The material below should be written out in full and exactly; pictures stay out of the copy.

[Entries from a dataset]
::::::::::

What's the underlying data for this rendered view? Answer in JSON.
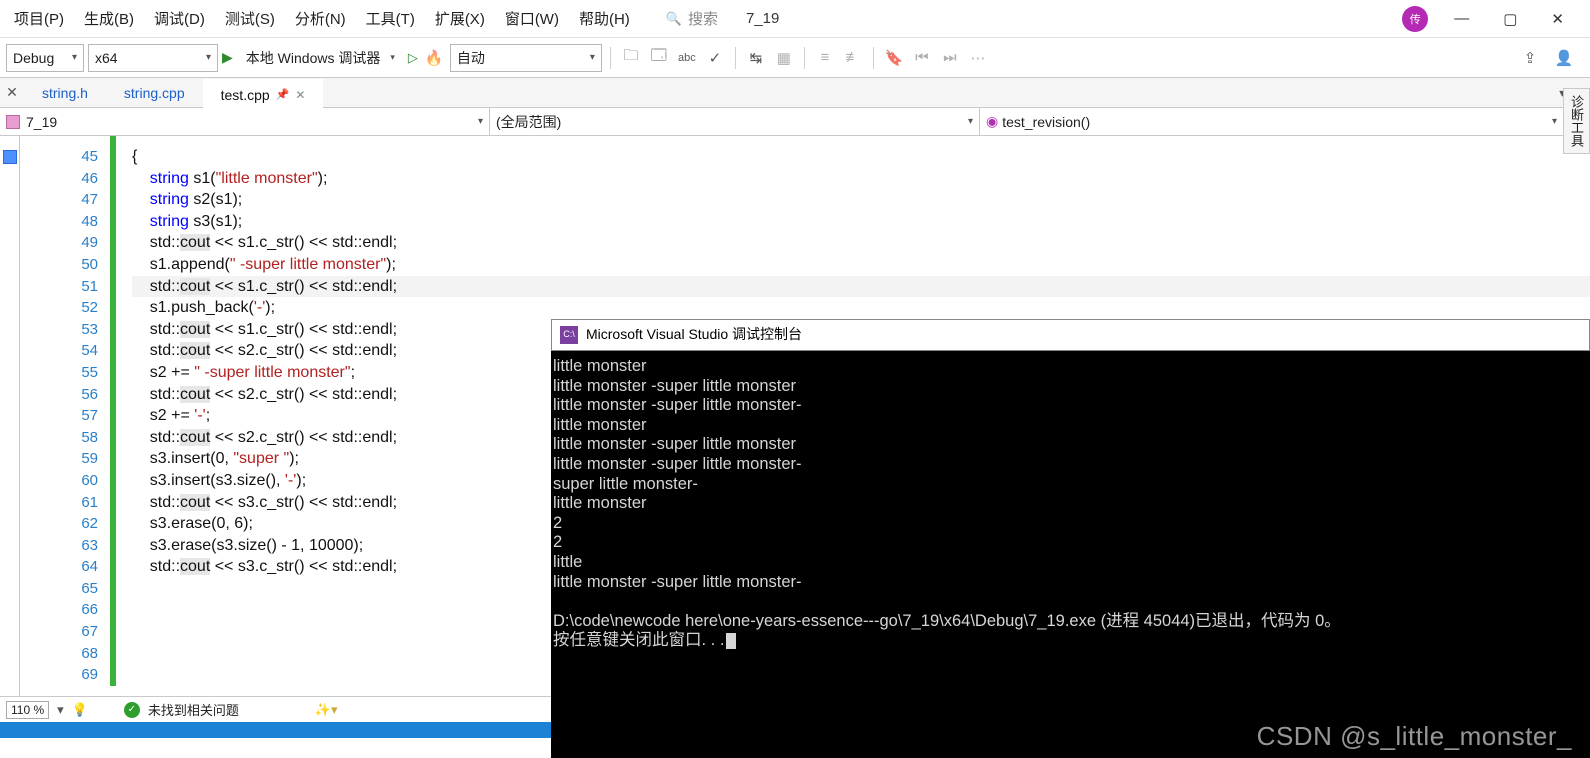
{
  "menu": {
    "items": [
      "项目(P)",
      "生成(B)",
      "调试(D)",
      "测试(S)",
      "分析(N)",
      "工具(T)",
      "扩展(X)",
      "窗口(W)",
      "帮助(H)"
    ],
    "search_placeholder": "搜索",
    "project_name": "7_19",
    "avatar_text": "传"
  },
  "toolbar": {
    "config": "Debug",
    "platform": "x64",
    "debugger_label": "本地 Windows 调试器",
    "auto_label": "自动"
  },
  "tabs": {
    "items": [
      {
        "label": "string.h",
        "active": false
      },
      {
        "label": "string.cpp",
        "active": false
      },
      {
        "label": "test.cpp",
        "active": true
      }
    ]
  },
  "nav": {
    "project": "7_19",
    "scope": "(全局范围)",
    "function": "test_revision()"
  },
  "right_tab": "诊断工具",
  "editor": {
    "lines": [
      {
        "n": 45,
        "g": true,
        "html": "{"
      },
      {
        "n": 46,
        "g": true,
        "html": "    <span class='kw'>string</span> s1(<span class='str'>\"little monster\"</span>);"
      },
      {
        "n": 47,
        "g": true,
        "html": "    <span class='kw'>string</span> s2(s1);"
      },
      {
        "n": 48,
        "g": true,
        "html": "    <span class='kw'>string</span> s3(s1);"
      },
      {
        "n": 49,
        "g": true,
        "html": "    std::<span class='hl'>cout</span> &lt;&lt; s1.c_str() &lt;&lt; std::endl;"
      },
      {
        "n": 50,
        "g": true,
        "html": ""
      },
      {
        "n": 51,
        "g": true,
        "html": "    s1.append(<span class='str'>\" -super little monster\"</span>);"
      },
      {
        "n": 52,
        "g": true,
        "cl": true,
        "html": "    std::<span class='hl'>cout</span> &lt;&lt; s1.c_str() &lt;&lt; std::endl;"
      },
      {
        "n": 53,
        "g": true,
        "html": ""
      },
      {
        "n": 54,
        "g": true,
        "html": "    s1.push_back(<span class='chr'>'-'</span>);"
      },
      {
        "n": 55,
        "g": true,
        "html": "    std::<span class='hl'>cout</span> &lt;&lt; s1.c_str() &lt;&lt; std::endl;"
      },
      {
        "n": 56,
        "g": true,
        "html": ""
      },
      {
        "n": 57,
        "g": true,
        "html": "    std::<span class='hl'>cout</span> &lt;&lt; s2.c_str() &lt;&lt; std::endl;"
      },
      {
        "n": 58,
        "g": true,
        "html": "    s2 += <span class='str'>\" -super little monster\"</span>;"
      },
      {
        "n": 59,
        "g": true,
        "html": "    std::<span class='hl'>cout</span> &lt;&lt; s2.c_str() &lt;&lt; std::endl;"
      },
      {
        "n": 60,
        "g": true,
        "html": "    s2 += <span class='chr'>'-'</span>;"
      },
      {
        "n": 61,
        "g": true,
        "html": "    std::<span class='hl'>cout</span> &lt;&lt; s2.c_str() &lt;&lt; std::endl;"
      },
      {
        "n": 62,
        "g": true,
        "html": ""
      },
      {
        "n": 63,
        "g": true,
        "html": "    s3.insert(0, <span class='str'>\"super \"</span>);"
      },
      {
        "n": 64,
        "g": true,
        "html": "    s3.insert(s3.size(), <span class='chr'>'-'</span>);"
      },
      {
        "n": 65,
        "g": true,
        "html": "    std::<span class='hl'>cout</span> &lt;&lt; s3.c_str() &lt;&lt; std::endl;"
      },
      {
        "n": 66,
        "g": true,
        "html": ""
      },
      {
        "n": 67,
        "g": true,
        "html": "    s3.erase(0, 6);"
      },
      {
        "n": 68,
        "g": true,
        "html": "    s3.erase(s3.size() - 1, 10000);"
      },
      {
        "n": 69,
        "g": true,
        "html": "    std::<span class='hl'>cout</span> &lt;&lt; s3.c_str() &lt;&lt; std::endl;"
      }
    ],
    "top_fragment": "{"
  },
  "status": {
    "zoom": "110 %",
    "issues": "未找到相关问题"
  },
  "console": {
    "title": "Microsoft Visual Studio 调试控制台",
    "lines": [
      "little monster",
      "little monster -super little monster",
      "little monster -super little monster-",
      "little monster",
      "little monster -super little monster",
      "little monster -super little monster-",
      "super little monster-",
      "little monster",
      "2",
      "2",
      "little",
      "little monster -super little monster-",
      "",
      "D:\\code\\newcode here\\one-years-essence---go\\7_19\\x64\\Debug\\7_19.exe (进程 45044)已退出，代码为 0。",
      "按任意键关闭此窗口. . ."
    ]
  },
  "watermark": "CSDN @s_little_monster_"
}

::::::::::

§ **RESULT OF THIS EXERCISE**
What's the underlying data for this rendered view? Answer in JSON.
{
  "menu": {
    "items": [
      "项目(P)",
      "生成(B)",
      "调试(D)",
      "测试(S)",
      "分析(N)",
      "工具(T)",
      "扩展(X)",
      "窗口(W)",
      "帮助(H)"
    ],
    "search_placeholder": "搜索",
    "project_name": "7_19",
    "avatar_text": "传"
  },
  "toolbar": {
    "config": "Debug",
    "platform": "x64",
    "debugger_label": "本地 Windows 调试器",
    "auto_label": "自动"
  },
  "tabs": {
    "items": [
      {
        "label": "string.h",
        "active": false
      },
      {
        "label": "string.cpp",
        "active": false
      },
      {
        "label": "test.cpp",
        "active": true
      }
    ]
  },
  "nav": {
    "project": "7_19",
    "scope": "(全局范围)",
    "function": "test_revision()"
  },
  "right_tab": "诊断工具",
  "editor": {
    "lines": [
      {
        "n": 45,
        "g": true,
        "html": "{"
      },
      {
        "n": 46,
        "g": true,
        "html": "    <span class='kw'>string</span> s1(<span class='str'>\"little monster\"</span>);"
      },
      {
        "n": 47,
        "g": true,
        "html": "    <span class='kw'>string</span> s2(s1);"
      },
      {
        "n": 48,
        "g": true,
        "html": "    <span class='kw'>string</span> s3(s1);"
      },
      {
        "n": 49,
        "g": true,
        "html": "    std::<span class='hl'>cout</span> &lt;&lt; s1.c_str() &lt;&lt; std::endl;"
      },
      {
        "n": 50,
        "g": true,
        "html": ""
      },
      {
        "n": 51,
        "g": true,
        "html": "    s1.append(<span class='str'>\" -super little monster\"</span>);"
      },
      {
        "n": 52,
        "g": true,
        "cl": true,
        "html": "    std::<span class='hl'>cout</span> &lt;&lt; s1.c_str() &lt;&lt; std::endl;"
      },
      {
        "n": 53,
        "g": true,
        "html": ""
      },
      {
        "n": 54,
        "g": true,
        "html": "    s1.push_back(<span class='chr'>'-'</span>);"
      },
      {
        "n": 55,
        "g": true,
        "html": "    std::<span class='hl'>cout</span> &lt;&lt; s1.c_str() &lt;&lt; std::endl;"
      },
      {
        "n": 56,
        "g": true,
        "html": ""
      },
      {
        "n": 57,
        "g": true,
        "html": "    std::<span class='hl'>cout</span> &lt;&lt; s2.c_str() &lt;&lt; std::endl;"
      },
      {
        "n": 58,
        "g": true,
        "html": "    s2 += <span class='str'>\" -super little monster\"</span>;"
      },
      {
        "n": 59,
        "g": true,
        "html": "    std::<span class='hl'>cout</span> &lt;&lt; s2.c_str() &lt;&lt; std::endl;"
      },
      {
        "n": 60,
        "g": true,
        "html": "    s2 += <span class='chr'>'-'</span>;"
      },
      {
        "n": 61,
        "g": true,
        "html": "    std::<span class='hl'>cout</span> &lt;&lt; s2.c_str() &lt;&lt; std::endl;"
      },
      {
        "n": 62,
        "g": true,
        "html": ""
      },
      {
        "n": 63,
        "g": true,
        "html": "    s3.insert(0, <span class='str'>\"super \"</span>);"
      },
      {
        "n": 64,
        "g": true,
        "html": "    s3.insert(s3.size(), <span class='chr'>'-'</span>);"
      },
      {
        "n": 65,
        "g": true,
        "html": "    std::<span class='hl'>cout</span> &lt;&lt; s3.c_str() &lt;&lt; std::endl;"
      },
      {
        "n": 66,
        "g": true,
        "html": ""
      },
      {
        "n": 67,
        "g": true,
        "html": "    s3.erase(0, 6);"
      },
      {
        "n": 68,
        "g": true,
        "html": "    s3.erase(s3.size() - 1, 10000);"
      },
      {
        "n": 69,
        "g": true,
        "html": "    std::<span class='hl'>cout</span> &lt;&lt; s3.c_str() &lt;&lt; std::endl;"
      }
    ],
    "top_fragment": "{"
  },
  "status": {
    "zoom": "110 %",
    "issues": "未找到相关问题"
  },
  "console": {
    "title": "Microsoft Visual Studio 调试控制台",
    "lines": [
      "little monster",
      "little monster -super little monster",
      "little monster -super little monster-",
      "little monster",
      "little monster -super little monster",
      "little monster -super little monster-",
      "super little monster-",
      "little monster",
      "2",
      "2",
      "little",
      "little monster -super little monster-",
      "",
      "D:\\code\\newcode here\\one-years-essence---go\\7_19\\x64\\Debug\\7_19.exe (进程 45044)已退出，代码为 0。",
      "按任意键关闭此窗口. . ."
    ]
  },
  "watermark": "CSDN @s_little_monster_"
}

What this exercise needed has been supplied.